Stored data:
######
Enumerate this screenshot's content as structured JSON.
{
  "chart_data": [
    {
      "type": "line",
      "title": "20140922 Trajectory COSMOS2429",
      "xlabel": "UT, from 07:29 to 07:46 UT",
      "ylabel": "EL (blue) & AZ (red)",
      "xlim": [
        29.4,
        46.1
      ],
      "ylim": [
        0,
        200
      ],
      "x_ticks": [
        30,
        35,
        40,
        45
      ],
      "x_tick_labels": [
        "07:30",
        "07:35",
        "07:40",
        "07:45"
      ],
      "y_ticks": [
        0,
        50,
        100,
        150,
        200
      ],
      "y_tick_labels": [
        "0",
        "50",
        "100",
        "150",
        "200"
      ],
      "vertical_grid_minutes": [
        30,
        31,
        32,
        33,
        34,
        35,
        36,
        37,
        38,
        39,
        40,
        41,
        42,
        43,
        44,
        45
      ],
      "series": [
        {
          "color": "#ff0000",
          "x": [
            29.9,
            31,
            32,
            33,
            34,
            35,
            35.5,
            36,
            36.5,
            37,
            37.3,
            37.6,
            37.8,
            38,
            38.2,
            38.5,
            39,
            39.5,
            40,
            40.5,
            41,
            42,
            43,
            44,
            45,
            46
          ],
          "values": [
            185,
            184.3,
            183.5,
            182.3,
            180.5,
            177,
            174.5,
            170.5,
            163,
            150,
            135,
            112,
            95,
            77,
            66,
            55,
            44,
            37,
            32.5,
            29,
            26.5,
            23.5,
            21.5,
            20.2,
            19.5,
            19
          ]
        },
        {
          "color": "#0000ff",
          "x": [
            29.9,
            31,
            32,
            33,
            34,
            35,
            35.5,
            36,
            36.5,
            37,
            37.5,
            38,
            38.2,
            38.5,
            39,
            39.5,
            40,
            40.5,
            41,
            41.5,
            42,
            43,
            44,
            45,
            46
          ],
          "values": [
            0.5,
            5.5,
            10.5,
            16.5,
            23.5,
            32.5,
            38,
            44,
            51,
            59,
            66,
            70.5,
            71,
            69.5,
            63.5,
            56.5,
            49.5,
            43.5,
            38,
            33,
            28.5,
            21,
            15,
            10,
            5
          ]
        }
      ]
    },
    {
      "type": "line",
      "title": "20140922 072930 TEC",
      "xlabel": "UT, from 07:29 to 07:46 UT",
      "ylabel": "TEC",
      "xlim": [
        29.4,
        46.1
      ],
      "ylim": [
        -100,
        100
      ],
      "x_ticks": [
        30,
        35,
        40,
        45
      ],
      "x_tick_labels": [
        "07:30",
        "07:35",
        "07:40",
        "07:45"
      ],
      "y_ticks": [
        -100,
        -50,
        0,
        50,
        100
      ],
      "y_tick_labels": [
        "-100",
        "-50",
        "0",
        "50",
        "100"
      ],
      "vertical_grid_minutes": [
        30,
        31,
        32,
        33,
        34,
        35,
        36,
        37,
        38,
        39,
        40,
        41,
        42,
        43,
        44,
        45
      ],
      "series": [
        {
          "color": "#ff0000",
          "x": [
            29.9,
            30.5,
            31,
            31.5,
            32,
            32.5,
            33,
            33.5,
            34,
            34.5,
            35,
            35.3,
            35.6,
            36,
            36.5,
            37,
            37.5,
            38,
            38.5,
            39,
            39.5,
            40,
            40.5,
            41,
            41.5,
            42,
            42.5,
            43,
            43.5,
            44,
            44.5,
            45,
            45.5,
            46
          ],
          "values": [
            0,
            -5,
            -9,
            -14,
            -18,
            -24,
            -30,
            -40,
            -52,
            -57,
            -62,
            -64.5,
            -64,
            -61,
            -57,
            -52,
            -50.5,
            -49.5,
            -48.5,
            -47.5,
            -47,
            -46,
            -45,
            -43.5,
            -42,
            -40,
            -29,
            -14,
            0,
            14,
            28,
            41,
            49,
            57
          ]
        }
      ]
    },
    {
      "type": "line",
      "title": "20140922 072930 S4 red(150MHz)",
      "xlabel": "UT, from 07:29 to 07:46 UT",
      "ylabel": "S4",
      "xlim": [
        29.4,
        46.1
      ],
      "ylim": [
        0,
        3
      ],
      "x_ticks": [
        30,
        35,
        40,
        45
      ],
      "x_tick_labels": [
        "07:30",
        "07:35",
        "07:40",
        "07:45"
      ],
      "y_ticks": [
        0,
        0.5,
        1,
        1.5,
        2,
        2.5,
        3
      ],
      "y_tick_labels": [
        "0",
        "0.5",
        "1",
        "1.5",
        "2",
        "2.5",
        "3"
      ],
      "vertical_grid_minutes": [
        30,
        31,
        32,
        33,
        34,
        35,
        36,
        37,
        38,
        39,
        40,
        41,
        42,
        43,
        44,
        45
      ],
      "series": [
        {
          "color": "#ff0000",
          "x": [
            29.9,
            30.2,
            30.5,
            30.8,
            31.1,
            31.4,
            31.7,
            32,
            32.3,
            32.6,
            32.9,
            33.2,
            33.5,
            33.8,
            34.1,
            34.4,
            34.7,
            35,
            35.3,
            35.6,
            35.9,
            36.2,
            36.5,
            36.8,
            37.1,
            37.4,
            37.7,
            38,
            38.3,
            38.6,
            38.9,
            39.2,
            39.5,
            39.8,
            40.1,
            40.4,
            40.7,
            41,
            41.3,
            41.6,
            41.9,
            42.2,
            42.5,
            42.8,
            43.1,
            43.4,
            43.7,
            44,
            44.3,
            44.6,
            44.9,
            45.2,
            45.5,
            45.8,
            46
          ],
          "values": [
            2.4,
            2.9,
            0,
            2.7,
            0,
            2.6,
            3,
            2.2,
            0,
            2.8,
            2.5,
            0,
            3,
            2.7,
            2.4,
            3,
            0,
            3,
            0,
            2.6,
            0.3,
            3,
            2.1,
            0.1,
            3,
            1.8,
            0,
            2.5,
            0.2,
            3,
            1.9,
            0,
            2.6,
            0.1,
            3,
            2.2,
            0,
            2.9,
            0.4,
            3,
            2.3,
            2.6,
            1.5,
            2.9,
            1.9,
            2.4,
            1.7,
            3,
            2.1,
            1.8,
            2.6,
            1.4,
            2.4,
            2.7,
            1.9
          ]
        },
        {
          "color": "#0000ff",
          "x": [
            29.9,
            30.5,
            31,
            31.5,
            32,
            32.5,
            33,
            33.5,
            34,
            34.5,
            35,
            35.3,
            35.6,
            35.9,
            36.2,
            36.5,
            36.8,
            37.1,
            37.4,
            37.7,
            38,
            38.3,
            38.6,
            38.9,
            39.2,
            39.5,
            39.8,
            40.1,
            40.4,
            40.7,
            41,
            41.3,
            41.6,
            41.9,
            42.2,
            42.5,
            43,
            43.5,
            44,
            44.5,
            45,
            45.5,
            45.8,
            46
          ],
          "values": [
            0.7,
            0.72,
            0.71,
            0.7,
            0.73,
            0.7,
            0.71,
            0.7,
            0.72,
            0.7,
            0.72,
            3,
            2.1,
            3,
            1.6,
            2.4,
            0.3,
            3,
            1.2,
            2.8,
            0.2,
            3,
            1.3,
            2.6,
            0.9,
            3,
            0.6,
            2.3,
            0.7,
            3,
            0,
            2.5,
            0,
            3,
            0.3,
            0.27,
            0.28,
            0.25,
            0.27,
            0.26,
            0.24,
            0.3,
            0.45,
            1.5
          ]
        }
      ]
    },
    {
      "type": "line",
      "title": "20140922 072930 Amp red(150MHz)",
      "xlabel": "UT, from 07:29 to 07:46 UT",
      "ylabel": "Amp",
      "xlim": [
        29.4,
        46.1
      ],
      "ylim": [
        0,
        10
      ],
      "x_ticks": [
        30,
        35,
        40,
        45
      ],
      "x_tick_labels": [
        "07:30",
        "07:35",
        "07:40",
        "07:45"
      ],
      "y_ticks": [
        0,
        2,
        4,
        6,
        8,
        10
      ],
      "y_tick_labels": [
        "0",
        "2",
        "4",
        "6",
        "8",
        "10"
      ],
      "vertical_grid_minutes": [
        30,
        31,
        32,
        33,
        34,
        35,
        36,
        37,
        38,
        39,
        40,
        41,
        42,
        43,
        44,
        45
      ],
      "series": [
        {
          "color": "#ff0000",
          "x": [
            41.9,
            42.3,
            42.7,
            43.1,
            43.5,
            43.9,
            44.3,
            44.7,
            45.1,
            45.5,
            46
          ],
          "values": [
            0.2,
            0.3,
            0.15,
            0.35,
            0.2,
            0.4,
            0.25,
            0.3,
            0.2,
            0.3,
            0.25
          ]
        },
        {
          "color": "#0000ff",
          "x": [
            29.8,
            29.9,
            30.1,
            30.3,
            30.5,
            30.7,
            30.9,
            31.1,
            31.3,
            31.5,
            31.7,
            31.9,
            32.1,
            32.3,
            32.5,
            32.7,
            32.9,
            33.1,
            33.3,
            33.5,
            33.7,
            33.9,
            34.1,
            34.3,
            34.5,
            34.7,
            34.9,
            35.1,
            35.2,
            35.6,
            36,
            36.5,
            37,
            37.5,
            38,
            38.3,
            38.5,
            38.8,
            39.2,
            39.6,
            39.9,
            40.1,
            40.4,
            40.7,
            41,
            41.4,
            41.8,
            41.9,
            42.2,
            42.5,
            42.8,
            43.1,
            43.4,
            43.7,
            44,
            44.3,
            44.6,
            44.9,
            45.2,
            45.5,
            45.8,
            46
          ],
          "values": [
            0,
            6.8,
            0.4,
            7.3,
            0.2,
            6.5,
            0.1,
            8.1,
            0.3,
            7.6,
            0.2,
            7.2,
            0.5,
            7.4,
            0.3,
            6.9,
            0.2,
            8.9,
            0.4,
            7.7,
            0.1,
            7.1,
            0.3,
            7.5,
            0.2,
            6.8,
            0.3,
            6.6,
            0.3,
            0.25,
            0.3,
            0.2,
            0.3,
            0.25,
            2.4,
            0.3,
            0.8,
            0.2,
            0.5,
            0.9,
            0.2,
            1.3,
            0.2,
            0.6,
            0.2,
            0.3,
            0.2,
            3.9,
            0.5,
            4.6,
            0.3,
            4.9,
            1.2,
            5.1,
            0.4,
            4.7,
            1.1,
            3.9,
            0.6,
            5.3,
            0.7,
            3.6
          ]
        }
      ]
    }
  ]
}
######
Job - Return, from the data, each line that has the word "title" in it.

Written response -
      "title": "20140922 Trajectory COSMOS2429",
      "title": "20140922 072930 TEC",
      "title": "20140922 072930 S4 red(150MHz)",
      "title": "20140922 072930 Amp red(150MHz)",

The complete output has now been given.